抜粋文 ::

::::

花邑の帯あそび

1本の帯を通して素敵な出会いがありますように…

「朝顔」文様について

2014-06-27 | 文様について

presented by hanamura ginza


梅雨雲が空に広がるすっきりとしない天気がつづいています。
晴れていても、急に雨となってしまう場合があり、
雨に降られないようにと、急ぎ足で家に帰る日も多くなりました。

どんよりとした天気の中、
商店街の軒下に巣をつくったツバメが
鳴きながらあちこちを低空で飛び交っています。
ツバメの巣立ちは、七夕の前後が多いようですが、
いつの間にかすっかり大きくなった雛をみると、
その日も近いように思えます。

七夕といえば、「織姫と彦星」ですね。

この「七夕伝説」は、
古代の中国でつくられたものと言われています。

::::

作業資料 ::
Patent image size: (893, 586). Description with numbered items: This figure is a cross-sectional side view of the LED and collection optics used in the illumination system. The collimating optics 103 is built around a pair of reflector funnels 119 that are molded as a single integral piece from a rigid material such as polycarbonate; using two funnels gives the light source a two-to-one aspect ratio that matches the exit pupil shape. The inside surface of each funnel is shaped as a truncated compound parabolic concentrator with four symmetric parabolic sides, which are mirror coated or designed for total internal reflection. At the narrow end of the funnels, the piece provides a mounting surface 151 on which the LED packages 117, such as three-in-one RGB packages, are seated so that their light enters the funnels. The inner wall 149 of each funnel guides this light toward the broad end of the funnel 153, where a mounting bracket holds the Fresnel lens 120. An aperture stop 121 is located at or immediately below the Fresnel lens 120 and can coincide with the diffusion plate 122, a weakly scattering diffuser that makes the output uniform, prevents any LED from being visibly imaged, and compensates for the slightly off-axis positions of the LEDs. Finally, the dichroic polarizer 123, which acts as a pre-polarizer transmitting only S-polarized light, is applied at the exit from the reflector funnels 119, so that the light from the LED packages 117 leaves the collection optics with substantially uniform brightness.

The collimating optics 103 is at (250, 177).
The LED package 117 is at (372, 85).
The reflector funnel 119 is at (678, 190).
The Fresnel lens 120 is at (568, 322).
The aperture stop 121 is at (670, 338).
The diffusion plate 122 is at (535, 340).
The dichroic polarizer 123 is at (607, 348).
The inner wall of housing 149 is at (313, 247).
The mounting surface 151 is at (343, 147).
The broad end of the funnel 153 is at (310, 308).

::::

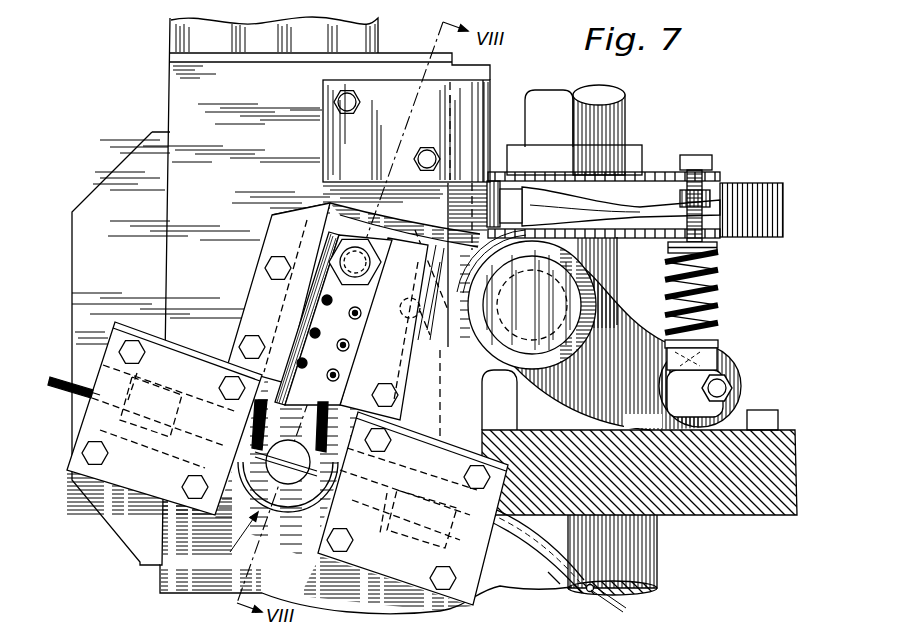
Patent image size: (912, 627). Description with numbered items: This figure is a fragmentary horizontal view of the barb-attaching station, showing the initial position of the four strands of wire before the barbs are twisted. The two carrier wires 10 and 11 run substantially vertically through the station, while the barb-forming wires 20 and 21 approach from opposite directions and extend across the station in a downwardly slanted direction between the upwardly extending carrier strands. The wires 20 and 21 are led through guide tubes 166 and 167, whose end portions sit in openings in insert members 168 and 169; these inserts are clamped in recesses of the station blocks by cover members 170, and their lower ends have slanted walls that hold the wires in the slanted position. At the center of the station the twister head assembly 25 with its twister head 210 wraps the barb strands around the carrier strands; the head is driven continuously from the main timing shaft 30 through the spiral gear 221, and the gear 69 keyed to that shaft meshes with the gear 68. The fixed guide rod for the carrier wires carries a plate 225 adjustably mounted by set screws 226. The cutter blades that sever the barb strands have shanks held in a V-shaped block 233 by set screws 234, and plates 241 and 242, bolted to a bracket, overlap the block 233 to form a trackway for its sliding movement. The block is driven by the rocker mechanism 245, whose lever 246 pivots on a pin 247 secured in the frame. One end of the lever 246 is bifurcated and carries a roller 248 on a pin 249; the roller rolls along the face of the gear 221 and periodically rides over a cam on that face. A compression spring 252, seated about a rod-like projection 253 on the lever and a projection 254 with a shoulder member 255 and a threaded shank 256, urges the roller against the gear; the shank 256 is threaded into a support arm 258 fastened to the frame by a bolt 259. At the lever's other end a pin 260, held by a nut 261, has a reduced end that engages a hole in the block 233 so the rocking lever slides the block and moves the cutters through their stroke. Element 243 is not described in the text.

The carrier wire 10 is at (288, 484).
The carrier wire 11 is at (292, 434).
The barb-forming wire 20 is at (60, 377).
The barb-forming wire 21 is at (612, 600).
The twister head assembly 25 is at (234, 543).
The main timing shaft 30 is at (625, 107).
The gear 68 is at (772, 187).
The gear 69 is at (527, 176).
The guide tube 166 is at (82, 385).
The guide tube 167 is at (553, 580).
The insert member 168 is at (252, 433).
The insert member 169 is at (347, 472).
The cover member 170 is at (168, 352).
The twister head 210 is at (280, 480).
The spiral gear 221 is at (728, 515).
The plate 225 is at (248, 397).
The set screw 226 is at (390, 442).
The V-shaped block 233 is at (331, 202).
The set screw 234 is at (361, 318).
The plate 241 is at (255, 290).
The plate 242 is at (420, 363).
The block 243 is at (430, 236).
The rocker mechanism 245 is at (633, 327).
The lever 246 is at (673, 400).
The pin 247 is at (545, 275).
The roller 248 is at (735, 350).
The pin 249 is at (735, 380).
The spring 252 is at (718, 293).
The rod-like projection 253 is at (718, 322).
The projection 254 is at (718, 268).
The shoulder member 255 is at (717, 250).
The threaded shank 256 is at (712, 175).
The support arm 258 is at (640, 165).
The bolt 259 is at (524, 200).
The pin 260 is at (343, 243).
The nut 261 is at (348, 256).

::::

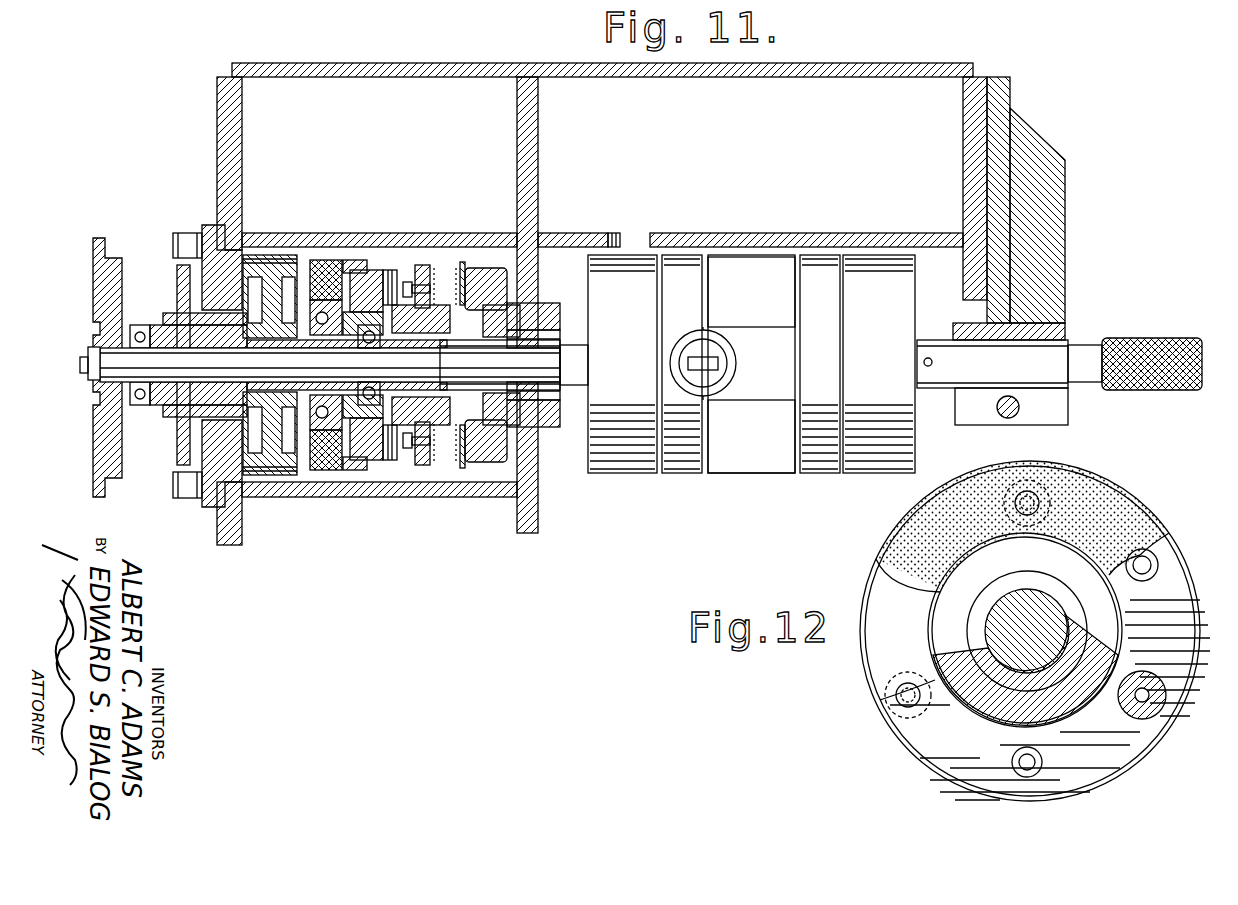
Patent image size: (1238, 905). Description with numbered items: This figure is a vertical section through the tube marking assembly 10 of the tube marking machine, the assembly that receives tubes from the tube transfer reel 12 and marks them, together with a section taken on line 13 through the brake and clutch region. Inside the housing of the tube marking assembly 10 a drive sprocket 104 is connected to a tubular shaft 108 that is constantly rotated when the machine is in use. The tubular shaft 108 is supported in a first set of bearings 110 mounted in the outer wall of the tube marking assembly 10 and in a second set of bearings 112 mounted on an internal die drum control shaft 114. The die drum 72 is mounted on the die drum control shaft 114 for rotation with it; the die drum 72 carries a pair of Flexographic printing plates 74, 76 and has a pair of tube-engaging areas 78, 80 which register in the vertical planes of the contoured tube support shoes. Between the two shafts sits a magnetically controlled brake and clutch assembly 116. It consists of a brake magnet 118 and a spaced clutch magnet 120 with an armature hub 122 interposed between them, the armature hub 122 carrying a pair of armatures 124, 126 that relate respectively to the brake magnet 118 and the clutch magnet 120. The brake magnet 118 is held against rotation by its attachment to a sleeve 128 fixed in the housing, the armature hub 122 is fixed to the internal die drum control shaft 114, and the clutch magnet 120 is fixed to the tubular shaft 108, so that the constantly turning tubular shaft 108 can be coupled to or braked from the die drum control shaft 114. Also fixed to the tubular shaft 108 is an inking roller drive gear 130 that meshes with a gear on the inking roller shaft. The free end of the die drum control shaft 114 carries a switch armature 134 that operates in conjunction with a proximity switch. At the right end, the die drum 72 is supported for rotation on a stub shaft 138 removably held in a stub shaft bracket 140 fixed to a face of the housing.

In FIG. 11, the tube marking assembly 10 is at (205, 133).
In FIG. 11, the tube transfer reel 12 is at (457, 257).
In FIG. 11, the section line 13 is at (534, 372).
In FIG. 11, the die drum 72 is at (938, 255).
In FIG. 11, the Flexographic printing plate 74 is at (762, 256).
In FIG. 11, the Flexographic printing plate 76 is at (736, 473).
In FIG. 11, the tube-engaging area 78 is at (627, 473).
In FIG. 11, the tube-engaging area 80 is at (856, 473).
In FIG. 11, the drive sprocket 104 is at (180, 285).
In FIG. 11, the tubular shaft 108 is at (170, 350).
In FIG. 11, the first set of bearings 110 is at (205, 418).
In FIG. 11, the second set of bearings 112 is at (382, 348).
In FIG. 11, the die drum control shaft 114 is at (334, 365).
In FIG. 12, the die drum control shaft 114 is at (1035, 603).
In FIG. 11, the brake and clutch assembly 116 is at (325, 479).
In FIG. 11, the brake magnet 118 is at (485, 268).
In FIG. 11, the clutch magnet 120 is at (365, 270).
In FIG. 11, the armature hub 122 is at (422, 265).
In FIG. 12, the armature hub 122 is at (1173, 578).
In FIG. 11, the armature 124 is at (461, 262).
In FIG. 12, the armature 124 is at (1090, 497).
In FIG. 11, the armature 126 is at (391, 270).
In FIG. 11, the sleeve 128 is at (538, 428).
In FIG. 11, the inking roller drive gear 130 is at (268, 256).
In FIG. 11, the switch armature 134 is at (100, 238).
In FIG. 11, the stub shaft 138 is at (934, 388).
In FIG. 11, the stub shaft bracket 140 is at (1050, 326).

::::

指示 ::
[A] 抜粋文によると、「七夕伝説」はどこでつくられたと言われているか。
[B] 作業資料の行のうち、「Patent image size: (893, 586).」を含む行から「The broad end of the funnel 153 is」を含む行までを、「illumination system」を「lighting system」に差し替えてもう一度示せ。ほかはすべてそのままにすること。

想定解答 ::
[A] 古代の中国でつくられたと言われている。

[B]
Patent image size: (893, 586). Description with numbered items: This figure is a cross-sectional side view of the LED and collection optics used in the lighting system. The collimating optics 103 is built around a pair of reflector funnels 119 that are molded as a single integral piece from a rigid material such as polycarbonate; using two funnels gives the light source a two-to-one aspect ratio that matches the exit pupil shape. The inside surface of each funnel is shaped as a truncated compound parabolic concentrator with four symmetric parabolic sides, which are mirror coated or designed for total internal reflection. At the narrow end of the funnels, the piece provides a mounting surface 151 on which the LED packages 117, such as three-in-one RGB packages, are seated so that their light enters the funnels. The inner wall 149 of each funnel guides this light toward the broad end of the funnel 153, where a mounting bracket holds the Fresnel lens 120. An aperture stop 121 is located at or immediately below the Fresnel lens 120 and can coincide with the diffusion plate 122, a weakly scattering diffuser that makes the output uniform, prevents any LED from being visibly imaged, and compensates for the slightly off-axis positions of the LEDs. Finally, the dichroic polarizer 123, which acts as a pre-polarizer transmitting only S-polarized light, is applied at the exit from the reflector funnels 119, so that the light from the LED packages 117 leaves the collection optics with substantially uniform brightness.

The collimating optics 103 is at (250, 177).
The LED package 117 is at (372, 85).
The reflector funnel 119 is at (678, 190).
The Fresnel lens 120 is at (568, 322).
The aperture stop 121 is at (670, 338).
The diffusion plate 122 is at (535, 340).
The dichroic polarizer 123 is at (607, 348).
The inner wall of housing 149 is at (313, 247).
The mounting surface 151 is at (343, 147).
The broad end of the funnel 153 is at (310, 308).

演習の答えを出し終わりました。